Exercise task = Please answer from the excerpt: which algebra is used to build the theory with parity?

Author comments upon resubmission

{\bf Report 1 and reply}

The authors discuss the structures of RCFTs graded by parity and in the presence of spin structures. The paper builds upon previous work by the authors and incorporates the most general RCFT observables that involve defects and boundaries. The exposition is comprehensive, clear and skillfully illustrated. It clarifies various subtleties in the literature on such RCFTs. This will be a very useful reference to learn about these RCFTs and certainly deserves to be published.

Some minor comments:

  1. While the authors focus on RCFT in this paper, it maybe worthwhile to briefly comment on how some of the constructions can be generalized to general 2d CFT which may not be rational (e.g. gauging a special Frobenius algebra F which does not rely on starting with an underlying modular tensor category) .


We have added some comments at the end of section 1.5

  1. The authors mention in the abstract that the construction (gauging F) is like "as gauging a possibly non-invertible symmetry". This was not mentioned in the main text. It would be good to mention and clarify this point (e.g. when and how it becomes non-invertible).


We have explained the relation to gauging symmetries and added an example of a non-invertible symmetry and its gauging in section 1.5. In any given CFT, a symmetry (in the sense of an indecomposable topological defect) is either invertible or non-invertible. A symmetry may become non-invertible after gauging a different symmetry, but we do not need this in our construction and would prefer not to comment on it.

  1. The main general construction of type 4 spin CFT comes from gauging F in a type 2 CFT as stated in Sec 1.5. This is related but different from the usual fermionization construction (which starts from type 1). Just for clarity, in discussing the Ising example (similarly for the other examples), it may be good to fill in the empty boxes in the table (7.12) below (7.11).


There are two related constructions in this paper which both actually start with a type 1 CFT and which result in a theory without parity (bosonic theory'') using the algebra $A_+$, and a theory with parity (fermionic theory'') using the algebra $A_-$.

Depending on the details of the theory, using $A_+$ will result in a theory of type 3 or of type 1 (which is a type 3 theory which is actually insensitive to the spin structure), and using $A_-$ will result in a theory of type 4 or of type 2 (which is a type 4 theory which is actually insensitive to the spin structure). The examples in section 7 cover all four of these cases.

The construction of a theory of type 4 starts with a theory of type 1 which is extended to a theory of type 2 and then gauged to get the desired theory of type 4. This is indeed different to the ``usual" fermionisation procedure which starts with the a theory of 1, tensors with Arf to get a trivial tensor product theory of type 4 and then gauges to get the desired theory of type 4.

We have attempted to make this clearer by \begin{itemize} \item adding text on how the different types relate in more detail and how the spin theories of types 3 and 4 are constructed at the end of sections 1.2 and 1.3, \item adding a discussion of how the Arf 2d TFT fits into the our construction in section 7.1,
\item adding a discussion on how our results relate to these in [HNT] in the case of $c=4/5$ minimal models in section 7.4.4. \end{itemize}

In the Ising example, the table (7.11) is intended to show which two theories can be constructed by $A_\pm$, and since only two are possible, this is why only two boxes are filled. In the same way, the tables in sections 7.4.1 (now numbered (7.22)) and at the end of section 7.5.1 (now numbered (7.46)) also show only two boxes filled, as these are the two theories that can be constructed using $A_\pm$.

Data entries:

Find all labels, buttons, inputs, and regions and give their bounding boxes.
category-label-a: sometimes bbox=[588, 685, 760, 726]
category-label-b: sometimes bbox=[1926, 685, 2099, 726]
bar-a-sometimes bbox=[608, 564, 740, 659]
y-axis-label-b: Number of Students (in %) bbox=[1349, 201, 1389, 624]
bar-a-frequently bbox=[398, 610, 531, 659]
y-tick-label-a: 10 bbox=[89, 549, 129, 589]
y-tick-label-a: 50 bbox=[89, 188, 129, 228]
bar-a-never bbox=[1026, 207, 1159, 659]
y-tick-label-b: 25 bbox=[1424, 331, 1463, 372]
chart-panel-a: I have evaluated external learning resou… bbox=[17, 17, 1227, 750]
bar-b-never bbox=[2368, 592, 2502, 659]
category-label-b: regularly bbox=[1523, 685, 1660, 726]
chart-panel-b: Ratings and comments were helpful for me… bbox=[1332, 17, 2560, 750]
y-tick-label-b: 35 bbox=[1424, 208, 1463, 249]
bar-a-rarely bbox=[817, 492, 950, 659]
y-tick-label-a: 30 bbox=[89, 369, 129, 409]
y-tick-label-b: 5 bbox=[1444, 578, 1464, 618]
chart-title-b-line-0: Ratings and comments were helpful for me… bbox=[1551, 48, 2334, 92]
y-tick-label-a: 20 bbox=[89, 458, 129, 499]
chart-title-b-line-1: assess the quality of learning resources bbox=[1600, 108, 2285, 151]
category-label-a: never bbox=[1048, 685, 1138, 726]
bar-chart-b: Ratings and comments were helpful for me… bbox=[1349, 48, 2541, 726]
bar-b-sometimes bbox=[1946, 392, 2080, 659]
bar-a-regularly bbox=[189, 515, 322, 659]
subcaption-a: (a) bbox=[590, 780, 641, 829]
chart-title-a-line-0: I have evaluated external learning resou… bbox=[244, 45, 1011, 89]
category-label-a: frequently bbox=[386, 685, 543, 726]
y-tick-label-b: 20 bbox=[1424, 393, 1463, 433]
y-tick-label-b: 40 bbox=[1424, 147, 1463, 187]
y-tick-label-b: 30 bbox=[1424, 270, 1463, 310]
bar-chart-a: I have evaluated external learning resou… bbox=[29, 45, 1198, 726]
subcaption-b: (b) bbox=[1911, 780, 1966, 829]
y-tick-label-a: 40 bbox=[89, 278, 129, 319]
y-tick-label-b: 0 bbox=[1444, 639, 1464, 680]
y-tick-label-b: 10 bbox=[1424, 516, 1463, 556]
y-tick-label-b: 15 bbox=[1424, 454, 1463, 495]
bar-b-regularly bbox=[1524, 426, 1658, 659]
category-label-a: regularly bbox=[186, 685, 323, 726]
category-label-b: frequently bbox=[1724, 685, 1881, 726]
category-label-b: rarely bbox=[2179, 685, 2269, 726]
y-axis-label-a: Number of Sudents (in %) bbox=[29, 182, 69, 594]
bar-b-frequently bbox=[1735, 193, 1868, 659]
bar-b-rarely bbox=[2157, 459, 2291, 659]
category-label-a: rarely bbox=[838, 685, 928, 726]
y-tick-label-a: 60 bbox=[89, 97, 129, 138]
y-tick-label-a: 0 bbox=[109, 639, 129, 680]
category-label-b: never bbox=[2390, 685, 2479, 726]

Reply = The algebra $A_-$.